TASK STATEMENT: Find the line that contains "Convert this screenshot". Output it and every line after it to the end of the records, exactly as they appear.

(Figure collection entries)
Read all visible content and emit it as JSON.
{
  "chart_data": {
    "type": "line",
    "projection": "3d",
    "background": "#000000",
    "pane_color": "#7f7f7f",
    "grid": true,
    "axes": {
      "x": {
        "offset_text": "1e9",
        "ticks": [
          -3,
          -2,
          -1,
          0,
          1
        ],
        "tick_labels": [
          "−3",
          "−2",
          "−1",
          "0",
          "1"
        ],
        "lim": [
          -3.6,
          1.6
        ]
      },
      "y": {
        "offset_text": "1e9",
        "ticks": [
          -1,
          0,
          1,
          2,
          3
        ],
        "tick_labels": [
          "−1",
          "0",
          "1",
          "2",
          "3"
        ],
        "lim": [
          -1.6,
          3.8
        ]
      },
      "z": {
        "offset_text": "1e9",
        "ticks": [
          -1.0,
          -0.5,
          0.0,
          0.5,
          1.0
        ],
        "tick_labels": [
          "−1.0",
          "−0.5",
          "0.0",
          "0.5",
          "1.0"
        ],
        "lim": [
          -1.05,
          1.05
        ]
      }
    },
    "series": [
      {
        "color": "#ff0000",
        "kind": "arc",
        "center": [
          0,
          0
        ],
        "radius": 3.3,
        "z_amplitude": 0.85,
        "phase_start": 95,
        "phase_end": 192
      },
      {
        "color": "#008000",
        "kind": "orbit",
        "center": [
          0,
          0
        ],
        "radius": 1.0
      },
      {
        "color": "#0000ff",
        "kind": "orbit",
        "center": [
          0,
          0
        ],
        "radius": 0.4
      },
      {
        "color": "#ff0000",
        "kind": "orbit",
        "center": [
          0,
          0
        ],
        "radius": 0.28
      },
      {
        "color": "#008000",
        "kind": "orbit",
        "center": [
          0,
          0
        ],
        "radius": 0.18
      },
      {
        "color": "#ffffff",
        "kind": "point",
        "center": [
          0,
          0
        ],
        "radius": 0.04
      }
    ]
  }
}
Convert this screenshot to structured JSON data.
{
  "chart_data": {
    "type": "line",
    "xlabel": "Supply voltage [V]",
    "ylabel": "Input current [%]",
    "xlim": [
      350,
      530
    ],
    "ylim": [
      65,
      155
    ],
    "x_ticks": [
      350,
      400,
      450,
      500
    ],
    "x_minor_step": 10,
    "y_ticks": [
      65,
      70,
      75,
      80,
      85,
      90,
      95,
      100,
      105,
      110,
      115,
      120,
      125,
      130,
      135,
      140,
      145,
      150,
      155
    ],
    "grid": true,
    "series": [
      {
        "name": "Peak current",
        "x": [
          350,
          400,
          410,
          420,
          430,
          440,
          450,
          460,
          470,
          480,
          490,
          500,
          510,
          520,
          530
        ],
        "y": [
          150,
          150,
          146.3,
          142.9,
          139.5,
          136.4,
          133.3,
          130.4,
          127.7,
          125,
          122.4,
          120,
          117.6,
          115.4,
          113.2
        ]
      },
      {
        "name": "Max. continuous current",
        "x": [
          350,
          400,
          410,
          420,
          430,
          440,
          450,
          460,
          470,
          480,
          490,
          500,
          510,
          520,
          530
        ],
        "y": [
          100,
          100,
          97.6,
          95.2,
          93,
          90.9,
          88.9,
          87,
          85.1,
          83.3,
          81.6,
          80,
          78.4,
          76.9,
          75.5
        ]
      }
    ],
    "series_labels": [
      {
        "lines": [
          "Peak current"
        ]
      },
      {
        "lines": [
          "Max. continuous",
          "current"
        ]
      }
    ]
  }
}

SOLVED PROBLEM:
Convert this screenshot to structured JSON data.
{
  "chart_data": {
    "type": "line",
    "xlabel": "Supply voltage [V]",
    "ylabel": "Input current [%]",
    "xlim": [
      350,
      530
    ],
    "ylim": [
      65,
      155
    ],
    "x_ticks": [
      350,
      400,
      450,
      500
    ],
    "x_minor_step": 10,
    "y_ticks": [
      65,
      70,
      75,
      80,
      85,
      90,
      95,
      100,
      105,
      110,
      115,
      120,
      125,
      130,
      135,
      140,
      145,
      150,
      155
    ],
    "grid": true,
    "series": [
      {
        "name": "Peak current",
        "x": [
          350,
          400,
          410,
          420,
          430,
          440,
          450,
          460,
          470,
          480,
          490,
          500,
          510,
          520,
          530
        ],
        "y": [
          150,
          150,
          146.3,
          142.9,
          139.5,
          136.4,
          133.3,
          130.4,
          127.7,
          125,
          122.4,
          120,
          117.6,
          115.4,
          113.2
        ]
      },
      {
        "name": "Max. continuous current",
        "x": [
          350,
          400,
          410,
          420,
          430,
          440,
          450,
          460,
          470,
          480,
          490,
          500,
          510,
          520,
          530
        ],
        "y": [
          100,
          100,
          97.6,
          95.2,
          93,
          90.9,
          88.9,
          87,
          85.1,
          83.3,
          81.6,
          80,
          78.4,
          76.9,
          75.5
        ]
      }
    ],
    "series_labels": [
      {
        "lines": [
          "Peak current"
        ]
      },
      {
        "lines": [
          "Max. continuous",
          "current"
        ]
      }
    ]
  }
}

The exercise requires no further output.